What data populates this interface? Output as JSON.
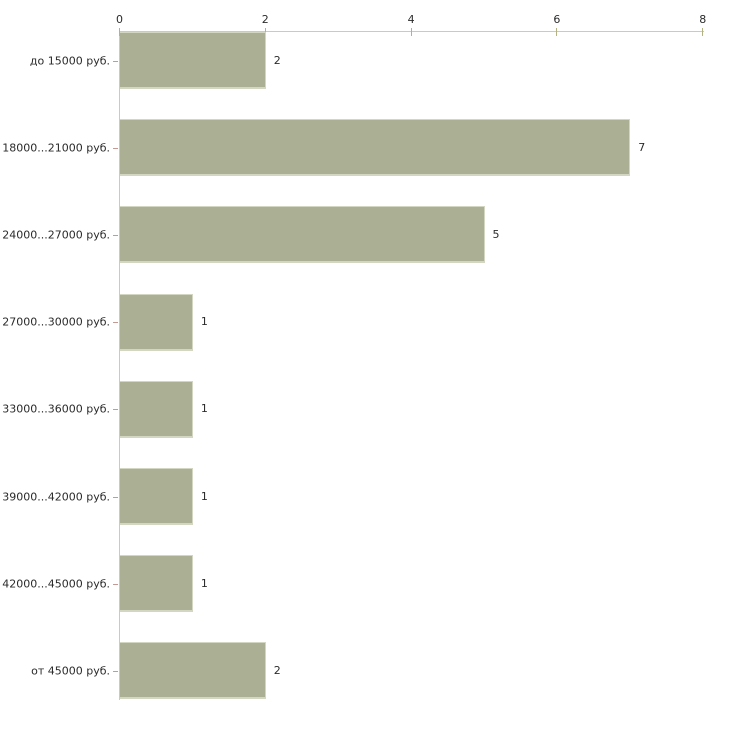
{
  "page": {
    "background": "#ffffff"
  },
  "chart_data": {
    "type": "bar",
    "orientation": "horizontal",
    "title": "",
    "xlabel": "",
    "ylabel": "",
    "categories": [
      "до 15000 руб.",
      "18000...21000 руб.",
      "24000...27000 руб.",
      "27000...30000 руб.",
      "33000...36000 руб.",
      "39000...42000 руб.",
      "42000...45000 руб.",
      "от 45000 руб."
    ],
    "values": [
      2,
      7,
      5,
      1,
      1,
      1,
      1,
      2
    ],
    "value_labels": [
      "2",
      "7",
      "5",
      "1",
      "1",
      "1",
      "1",
      "2"
    ],
    "x_ticks": [
      "0",
      "2",
      "4",
      "6",
      "8"
    ],
    "xlim": [
      0,
      8
    ],
    "grid": false,
    "legend": false,
    "axis_position": "top",
    "colors": {
      "bar_fill": "#abb095",
      "bar_edge": "#d3d7c1",
      "axis_line": "#c9c9c9",
      "x_tick_mark": "#b2b282",
      "category_tick_mark": "#c49a94",
      "text": "#2b2b2b",
      "background": "#ffffff"
    }
  }
}
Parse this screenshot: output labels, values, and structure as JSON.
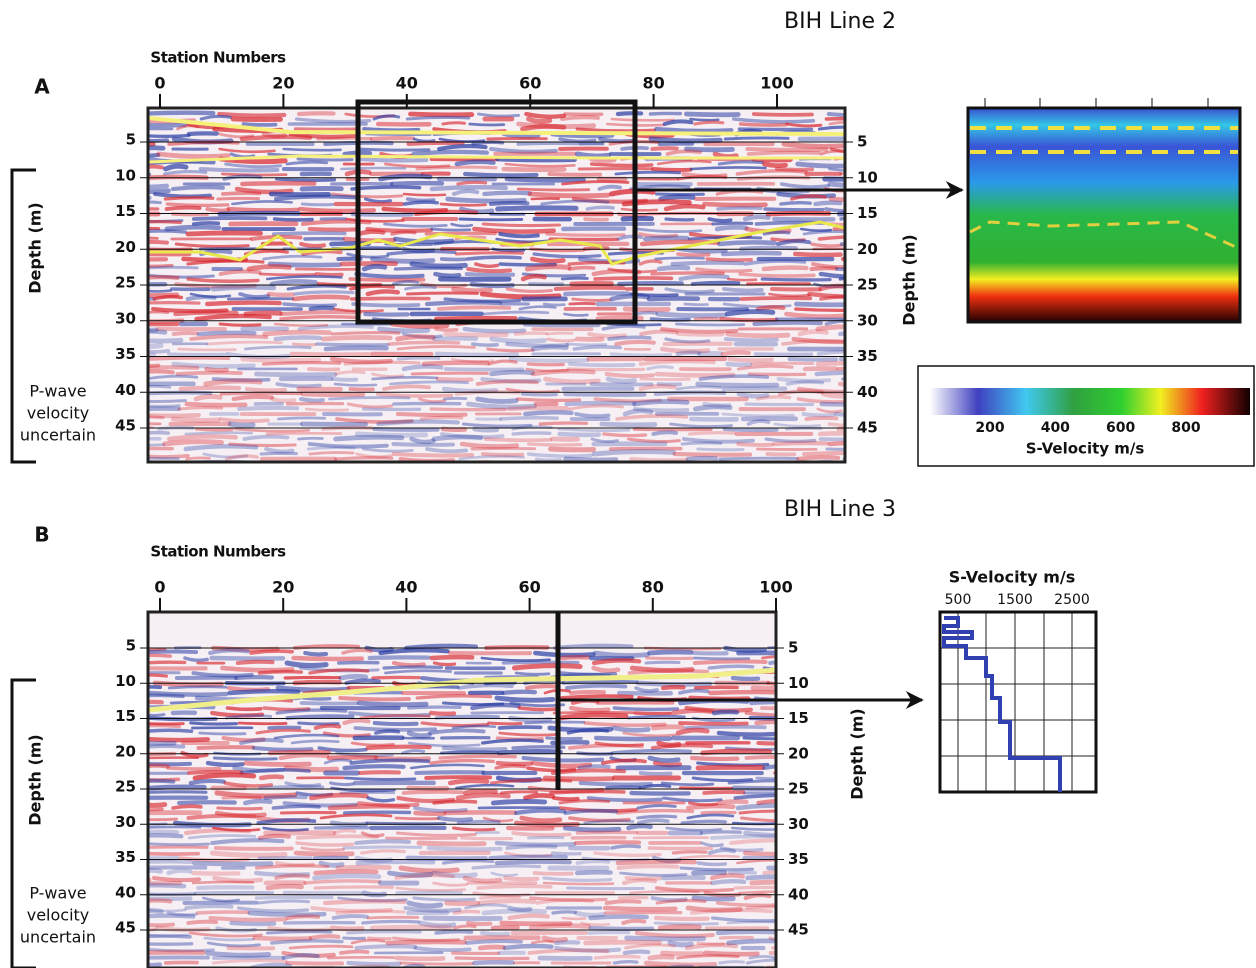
{
  "panels": [
    {
      "label": "A",
      "title": "BIH Line 2",
      "x_axis_label": "Station Numbers",
      "xticks": [
        0,
        20,
        40,
        60,
        80,
        100
      ],
      "depth_label": "Depth (m)",
      "yticks": [
        5,
        10,
        15,
        20,
        25,
        30,
        35,
        40,
        45
      ],
      "note": [
        "P-wave",
        "velocity",
        "uncertain"
      ],
      "inset": {
        "colorbar_ticks": [
          200,
          400,
          600,
          800
        ],
        "label": "S-Velocity m/s"
      }
    },
    {
      "label": "B",
      "title": "BIH Line 3",
      "x_axis_label": "Station Numbers",
      "xticks": [
        0,
        20,
        40,
        60,
        80,
        100
      ],
      "depth_label": "Depth (m)",
      "yticks": [
        5,
        10,
        15,
        20,
        25,
        30,
        35,
        40,
        45
      ],
      "note": [
        "P-wave",
        "velocity",
        "uncertain"
      ],
      "inset": {
        "label": "S-Velocity m/s",
        "ticks": [
          500,
          1500,
          2500
        ]
      }
    }
  ]
}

•••

OBJECTIVE: Your output should consist solely of the lines from the line containing "Parse this screenshot: output" through the end of the data above, copied exactly, with images removed.

SOLUTION TO THIS EXERCISE:
Parse this screenshot: output labels, values, and structure as JSON.
{
  "panels": [
    {
      "label": "A",
      "title": "BIH Line 2",
      "x_axis_label": "Station Numbers",
      "xticks": [
        0,
        20,
        40,
        60,
        80,
        100
      ],
      "depth_label": "Depth (m)",
      "yticks": [
        5,
        10,
        15,
        20,
        25,
        30,
        35,
        40,
        45
      ],
      "note": [
        "P-wave",
        "velocity",
        "uncertain"
      ],
      "inset": {
        "colorbar_ticks": [
          200,
          400,
          600,
          800
        ],
        "label": "S-Velocity m/s"
      }
    },
    {
      "label": "B",
      "title": "BIH Line 3",
      "x_axis_label": "Station Numbers",
      "xticks": [
        0,
        20,
        40,
        60,
        80,
        100
      ],
      "depth_label": "Depth (m)",
      "yticks": [
        5,
        10,
        15,
        20,
        25,
        30,
        35,
        40,
        45
      ],
      "note": [
        "P-wave",
        "velocity",
        "uncertain"
      ],
      "inset": {
        "label": "S-Velocity m/s",
        "ticks": [
          500,
          1500,
          2500
        ]
      }
    }
  ]
}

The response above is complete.